**Problem**
Write the data out again in full, with no departure from the original.

═══ Exercise inputs ═══

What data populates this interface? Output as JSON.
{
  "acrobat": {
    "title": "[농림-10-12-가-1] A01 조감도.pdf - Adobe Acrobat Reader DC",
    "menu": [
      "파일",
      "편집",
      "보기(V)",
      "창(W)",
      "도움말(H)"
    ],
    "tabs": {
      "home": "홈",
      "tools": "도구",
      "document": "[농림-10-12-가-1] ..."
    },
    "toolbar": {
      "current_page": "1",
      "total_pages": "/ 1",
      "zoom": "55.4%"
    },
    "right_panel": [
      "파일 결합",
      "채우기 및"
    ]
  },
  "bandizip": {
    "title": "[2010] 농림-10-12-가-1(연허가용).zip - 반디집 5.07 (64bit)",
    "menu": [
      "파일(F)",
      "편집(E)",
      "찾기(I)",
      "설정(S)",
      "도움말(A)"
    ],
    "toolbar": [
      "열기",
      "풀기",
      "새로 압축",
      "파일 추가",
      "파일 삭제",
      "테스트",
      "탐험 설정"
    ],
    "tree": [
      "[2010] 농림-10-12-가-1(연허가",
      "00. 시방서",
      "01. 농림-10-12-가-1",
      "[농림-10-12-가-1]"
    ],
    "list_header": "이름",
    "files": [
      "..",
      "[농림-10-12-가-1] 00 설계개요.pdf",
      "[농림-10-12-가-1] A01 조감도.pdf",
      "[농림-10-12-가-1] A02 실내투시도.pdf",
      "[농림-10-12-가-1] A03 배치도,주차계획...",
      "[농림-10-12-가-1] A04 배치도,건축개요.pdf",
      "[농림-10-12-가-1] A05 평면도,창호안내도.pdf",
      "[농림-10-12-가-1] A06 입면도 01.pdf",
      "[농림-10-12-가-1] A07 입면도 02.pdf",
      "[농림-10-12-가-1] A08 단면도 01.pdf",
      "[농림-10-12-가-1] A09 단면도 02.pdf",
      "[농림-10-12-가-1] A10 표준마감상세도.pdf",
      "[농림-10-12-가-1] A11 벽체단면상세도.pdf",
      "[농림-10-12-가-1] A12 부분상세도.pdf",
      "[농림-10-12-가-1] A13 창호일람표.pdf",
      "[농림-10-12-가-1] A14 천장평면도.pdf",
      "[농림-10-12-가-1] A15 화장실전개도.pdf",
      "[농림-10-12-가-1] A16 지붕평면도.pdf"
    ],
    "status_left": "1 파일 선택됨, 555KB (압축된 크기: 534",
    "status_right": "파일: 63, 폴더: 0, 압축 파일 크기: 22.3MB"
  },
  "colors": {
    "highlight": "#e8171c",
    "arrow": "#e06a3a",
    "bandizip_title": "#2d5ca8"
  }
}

═══

**Final answer**
What data populates this interface? Output as JSON.
{
  "acrobat": {
    "title": "[농림-10-12-가-1] A01 조감도.pdf - Adobe Acrobat Reader DC",
    "menu": [
      "파일",
      "편집",
      "보기(V)",
      "창(W)",
      "도움말(H)"
    ],
    "tabs": {
      "home": "홈",
      "tools": "도구",
      "document": "[농림-10-12-가-1] ..."
    },
    "toolbar": {
      "current_page": "1",
      "total_pages": "/ 1",
      "zoom": "55.4%"
    },
    "right_panel": [
      "파일 결합",
      "채우기 및"
    ]
  },
  "bandizip": {
    "title": "[2010] 농림-10-12-가-1(연허가용).zip - 반디집 5.07 (64bit)",
    "menu": [
      "파일(F)",
      "편집(E)",
      "찾기(I)",
      "설정(S)",
      "도움말(A)"
    ],
    "toolbar": [
      "열기",
      "풀기",
      "새로 압축",
      "파일 추가",
      "파일 삭제",
      "테스트",
      "탐험 설정"
    ],
    "tree": [
      "[2010] 농림-10-12-가-1(연허가",
      "00. 시방서",
      "01. 농림-10-12-가-1",
      "[농림-10-12-가-1]"
    ],
    "list_header": "이름",
    "files": [
      "..",
      "[농림-10-12-가-1] 00 설계개요.pdf",
      "[농림-10-12-가-1] A01 조감도.pdf",
      "[농림-10-12-가-1] A02 실내투시도.pdf",
      "[농림-10-12-가-1] A03 배치도,주차계획...",
      "[농림-10-12-가-1] A04 배치도,건축개요.pdf",
      "[농림-10-12-가-1] A05 평면도,창호안내도.pdf",
      "[농림-10-12-가-1] A06 입면도 01.pdf",
      "[농림-10-12-가-1] A07 입면도 02.pdf",
      "[농림-10-12-가-1] A08 단면도 01.pdf",
      "[농림-10-12-가-1] A09 단면도 02.pdf",
      "[농림-10-12-가-1] A10 표준마감상세도.pdf",
      "[농림-10-12-가-1] A11 벽체단면상세도.pdf",
      "[농림-10-12-가-1] A12 부분상세도.pdf",
      "[농림-10-12-가-1] A13 창호일람표.pdf",
      "[농림-10-12-가-1] A14 천장평면도.pdf",
      "[농림-10-12-가-1] A15 화장실전개도.pdf",
      "[농림-10-12-가-1] A16 지붕평면도.pdf"
    ],
    "status_left": "1 파일 선택됨, 555KB (압축된 크기: 534",
    "status_right": "파일: 63, 폴더: 0, 압축 파일 크기: 22.3MB"
  },
  "colors": {
    "highlight": "#e8171c",
    "arrow": "#e06a3a",
    "bandizip_title": "#2d5ca8"
  }
}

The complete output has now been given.